*** Data lines ***

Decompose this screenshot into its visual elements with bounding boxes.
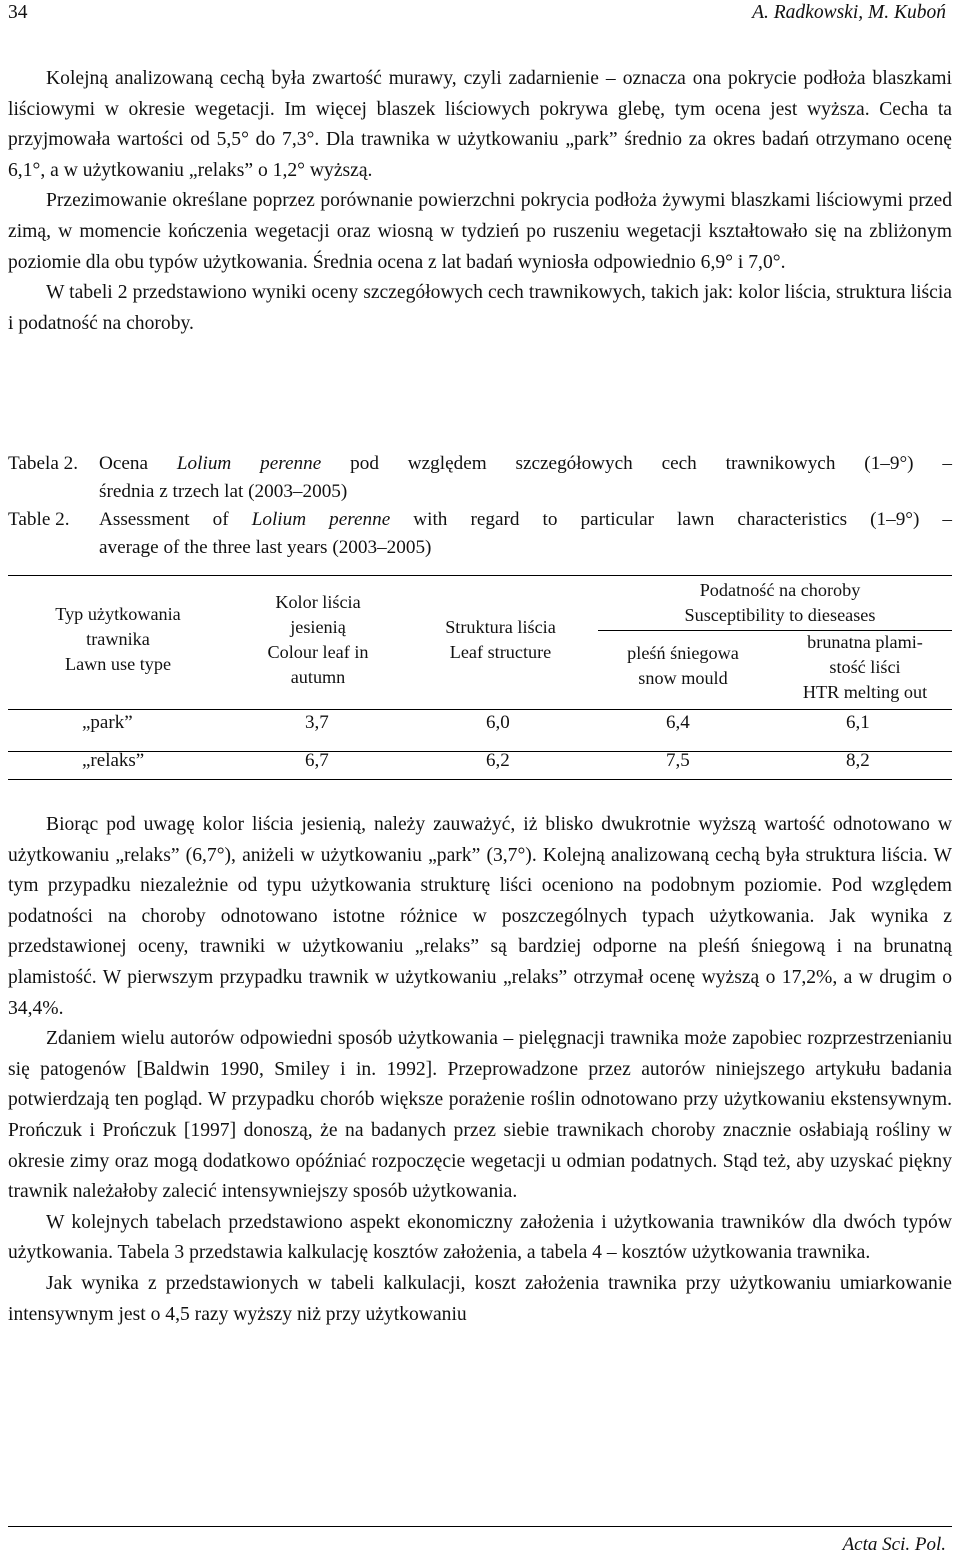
paragraph-economics-intro: W kolejnych tabelach przedstawiono aspekt ekonomiczny założenia i użytkowania trawników dla dwóch typów użytkowania. Tabela 3 przedstawia kalkulację kosztów założenia, a tabela 4 – kosztów użytkowania trawnika. xyxy=(8,1211,952,1264)
section-after-table xyxy=(8,810,952,1330)
cell-snow-mould: 6,4 xyxy=(666,712,690,733)
header-colour: Kolor liścia jesienią Colour leaf in autumn xyxy=(267,592,369,687)
table-row xyxy=(8,749,952,773)
header-snow-mould: pleśń śniegowa snow mould xyxy=(627,643,739,688)
header-use-type: Typ użytkowania trawnika Lawn use type xyxy=(55,604,181,674)
table-caption-english: Table 2. Assessment of Lolium perenne with regard to particular lawn characteristics (1–9°) – average of the three last years (2003–2005) xyxy=(8,506,952,562)
cell-colour: 3,7 xyxy=(305,712,329,733)
table-bottom-rule xyxy=(8,779,952,780)
cell-snow-mould: 7,5 xyxy=(666,750,690,771)
caption-label: Tabela 2. xyxy=(8,453,79,474)
footer-rule xyxy=(8,1526,952,1527)
table-caption-polish: Tabela 2. Ocena Lolium perenne pod względem szczegółowych cech trawnikowych (1–9°) – średnia z trzech lat (2003–2005) xyxy=(8,450,952,506)
cell-htr: 6,1 xyxy=(846,712,870,733)
journal-footer: Acta Sci. Pol. xyxy=(842,1534,946,1555)
cell-htr: 8,2 xyxy=(846,750,870,771)
section-before-table xyxy=(8,64,952,339)
species-name: Lolium perenne xyxy=(251,509,391,530)
header-susceptibility: Podatność na choroby Susceptibility to dieseases xyxy=(684,580,876,625)
paragraph-compactness: Kolejną analizowaną cechą była zwartość murawy, czyli zadarnienie – oznacza ona pokrycie podłoża blaszkami liściowymi w okresie wegetacji. Im więcej blaszek liściowych pokrywa glebę, tym ocena jest wyższa. Cecha ta przyjmowała wartości od 5,5° do 7,3°. Dla trawnika w użytkowaniu „park” średnio za okres badań otrzymano ocenę 6,1°, a w użytkowaniu „relaks” o 1,2° wyższą. xyxy=(8,68,952,181)
paragraph-table-discussion: Biorąc pod uwagę kolor liścia jesienią, należy zauważyć, iż blisko dwukrotnie wyższą wartość odnotowano w użytkowaniu „relaks” (6,7°), aniżeli w użytkowaniu „park” (3,7°). Kolejną analizowaną cechą była struktura liścia. W tym przypadku niezależnie od typu użytkowania strukturę liści oceniono na podobnym poziomie. Pod względem podatności na choroby odnotowano istotne różnice w poszczególnych typach użytkowania. Jak wynika z przedstawionej oceny, trawniki w użytkowaniu „relaks” są bardziej odporne na pleśń śniegową i na brunatną plamistość. W pierwszym przypadku trawnik w użytkowaniu „relaks” otrzymał ocenę wyższą o 17,2%, a w drugim o 34,4%. xyxy=(8,814,952,1019)
paragraph-table-intro: W tabeli 2 przedstawiono wyniki oceny szczegółowych cech trawnikowych, takich jak: kolor liścia, struktura liścia i podatność na choroby. xyxy=(8,282,952,334)
cell-use-type: „relaks” xyxy=(82,750,145,771)
page-number: 34 xyxy=(8,2,28,23)
cell-colour: 6,7 xyxy=(305,750,329,771)
page-header xyxy=(8,2,946,28)
paragraph-overwintering: Przezimowanie określane poprzez porównanie powierzchni pokrycia podłoża żywymi blaszkami liściowymi przed zimą, w momencie kończenia wegetacji oraz wiosną w tydzień po ruszeniu wegetacji kształtowało się na zbliżonym poziomie dla obu typów użytkowania. Średnia ocena z lat badań wyniosła odpowiednio 6,9° i 7,0°. xyxy=(8,190,952,273)
cell-structure: 6,0 xyxy=(486,712,510,733)
table-top-rule xyxy=(8,575,952,576)
header-htr: brunatna plami- stość liści HTR melting out xyxy=(802,632,928,702)
species-name: Lolium perenne xyxy=(176,453,322,474)
header-structure: Struktura liścia Leaf structure xyxy=(445,617,556,662)
table-row xyxy=(8,711,952,735)
paragraph-literature: Zdaniem wielu autorów odpowiedni sposób użytkowania – pielęgnacji trawnika może zapobiec rozprzestrzenianiu się patogenów [Baldwin 1990, Smiley i in. 1992]. Przeprowadzone przez autorów niniejszego artykułu badania potwierdzają ten pogląd. W przypadku chorób większe porażenie roślin odnotowano przy użytkowaniu ekstensywnym. Prończuk i Prończuk [1997] donoszą, że na badanych przez siebie trawnikach choroby znacznie osłabiają rośliny w okresie zimy oraz mogą dodatkowo opóźniać rozpoczęcie wegetacji u odmian podatnych. Stąd też, aby uzyskać piękny trawnik należałoby zalecić intensywniejszy sposób użytkowania. xyxy=(8,1028,952,1203)
cell-structure: 6,2 xyxy=(486,750,510,771)
caption-label: Table 2. xyxy=(8,509,70,530)
paragraph-cost-result: Jak wynika z przedstawionych w tabeli kalkulacji, koszt założenia trawnika przy użytkowaniu umiarkowanie intensywnym jest o 4,5 razy wyższy niż przy użytkowaniu xyxy=(8,1272,952,1325)
table-header-rule xyxy=(8,709,952,710)
results-table xyxy=(8,575,952,780)
running-head-authors: A. Radkowski, M. Kuboń xyxy=(752,2,946,23)
cell-use-type: „park” xyxy=(82,712,133,733)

***

Given exercise =
Update the items above by replacing every "cell-colour" with "cell-autumn-colour" and keeping everything else the same. Leave the pictures out of your answer.

Finished answer =
Decompose this screenshot into its visual elements with bounding boxes.
paragraph-economics-intro: W kolejnych tabelach przedstawiono aspekt ekonomiczny założenia i użytkowania trawników dla dwóch typów użytkowania. Tabela 3 przedstawia kalkulację kosztów założenia, a tabela 4 – kosztów użytkowania trawnika. xyxy=(8,1211,952,1264)
section-after-table xyxy=(8,810,952,1330)
cell-snow-mould: 6,4 xyxy=(666,712,690,733)
header-colour: Kolor liścia jesienią Colour leaf in autumn xyxy=(267,592,369,687)
table-row xyxy=(8,749,952,773)
header-snow-mould: pleśń śniegowa snow mould xyxy=(627,643,739,688)
header-use-type: Typ użytkowania trawnika Lawn use type xyxy=(55,604,181,674)
table-caption-english: Table 2. Assessment of Lolium perenne with regard to particular lawn characteristics (1–9°) – average of the three last years (2003–2005) xyxy=(8,506,952,562)
cell-autumn-colour: 3,7 xyxy=(305,712,329,733)
table-bottom-rule xyxy=(8,779,952,780)
cell-snow-mould: 7,5 xyxy=(666,750,690,771)
caption-label: Tabela 2. xyxy=(8,453,79,474)
footer-rule xyxy=(8,1526,952,1527)
table-caption-polish: Tabela 2. Ocena Lolium perenne pod względem szczegółowych cech trawnikowych (1–9°) – średnia z trzech lat (2003–2005) xyxy=(8,450,952,506)
cell-htr: 6,1 xyxy=(846,712,870,733)
journal-footer: Acta Sci. Pol. xyxy=(842,1534,946,1555)
cell-htr: 8,2 xyxy=(846,750,870,771)
section-before-table xyxy=(8,64,952,339)
species-name: Lolium perenne xyxy=(251,509,391,530)
header-susceptibility: Podatność na choroby Susceptibility to dieseases xyxy=(684,580,876,625)
paragraph-compactness: Kolejną analizowaną cechą była zwartość murawy, czyli zadarnienie – oznacza ona pokrycie podłoża blaszkami liściowymi w okresie wegetacji. Im więcej blaszek liściowych pokrywa glebę, tym ocena jest wyższa. Cecha ta przyjmowała wartości od 5,5° do 7,3°. Dla trawnika w użytkowaniu „park” średnio za okres badań otrzymano ocenę 6,1°, a w użytkowaniu „relaks” o 1,2° wyższą. xyxy=(8,68,952,181)
paragraph-table-discussion: Biorąc pod uwagę kolor liścia jesienią, należy zauważyć, iż blisko dwukrotnie wyższą wartość odnotowano w użytkowaniu „relaks” (6,7°), aniżeli w użytkowaniu „park” (3,7°). Kolejną analizowaną cechą była struktura liścia. W tym przypadku niezależnie od typu użytkowania strukturę liści oceniono na podobnym poziomie. Pod względem podatności na choroby odnotowano istotne różnice w poszczególnych typach użytkowania. Jak wynika z przedstawionej oceny, trawniki w użytkowaniu „relaks” są bardziej odporne na pleśń śniegową i na brunatną plamistość. W pierwszym przypadku trawnik w użytkowaniu „relaks” otrzymał ocenę wyższą o 17,2%, a w drugim o 34,4%. xyxy=(8,814,952,1019)
paragraph-table-intro: W tabeli 2 przedstawiono wyniki oceny szczegółowych cech trawnikowych, takich jak: kolor liścia, struktura liścia i podatność na choroby. xyxy=(8,282,952,334)
cell-use-type: „relaks” xyxy=(82,750,145,771)
page-number: 34 xyxy=(8,2,28,23)
cell-autumn-colour: 6,7 xyxy=(305,750,329,771)
page-header xyxy=(8,2,946,28)
paragraph-overwintering: Przezimowanie określane poprzez porównanie powierzchni pokrycia podłoża żywymi blaszkami liściowymi przed zimą, w momencie kończenia wegetacji oraz wiosną w tydzień po ruszeniu wegetacji kształtowało się na zbliżonym poziomie dla obu typów użytkowania. Średnia ocena z lat badań wyniosła odpowiednio 6,9° i 7,0°. xyxy=(8,190,952,273)
cell-structure: 6,0 xyxy=(486,712,510,733)
table-top-rule xyxy=(8,575,952,576)
header-htr: brunatna plami- stość liści HTR melting out xyxy=(802,632,928,702)
species-name: Lolium perenne xyxy=(176,453,322,474)
header-structure: Struktura liścia Leaf structure xyxy=(445,617,556,662)
table-row xyxy=(8,711,952,735)
paragraph-literature: Zdaniem wielu autorów odpowiedni sposób użytkowania – pielęgnacji trawnika może zapobiec rozprzestrzenianiu się patogenów [Baldwin 1990, Smiley i in. 1992]. Przeprowadzone przez autorów niniejszego artykułu badania potwierdzają ten pogląd. W przypadku chorób większe porażenie roślin odnotowano przy użytkowaniu ekstensywnym. Prończuk i Prończuk [1997] donoszą, że na badanych przez siebie trawnikach choroby znacznie osłabiają rośliny w okresie zimy oraz mogą dodatkowo opóźniać rozpoczęcie wegetacji u odmian podatnych. Stąd też, aby uzyskać piękny trawnik należałoby zalecić intensywniejszy sposób użytkowania. xyxy=(8,1028,952,1203)
cell-structure: 6,2 xyxy=(486,750,510,771)
caption-label: Table 2. xyxy=(8,509,70,530)
paragraph-cost-result: Jak wynika z przedstawionych w tabeli kalkulacji, koszt założenia trawnika przy użytkowaniu umiarkowanie intensywnym jest o 4,5 razy wyższy niż przy użytkowaniu xyxy=(8,1272,952,1325)
table-header-rule xyxy=(8,709,952,710)
results-table xyxy=(8,575,952,780)
running-head-authors: A. Radkowski, M. Kuboń xyxy=(752,2,946,23)
cell-use-type: „park” xyxy=(82,712,133,733)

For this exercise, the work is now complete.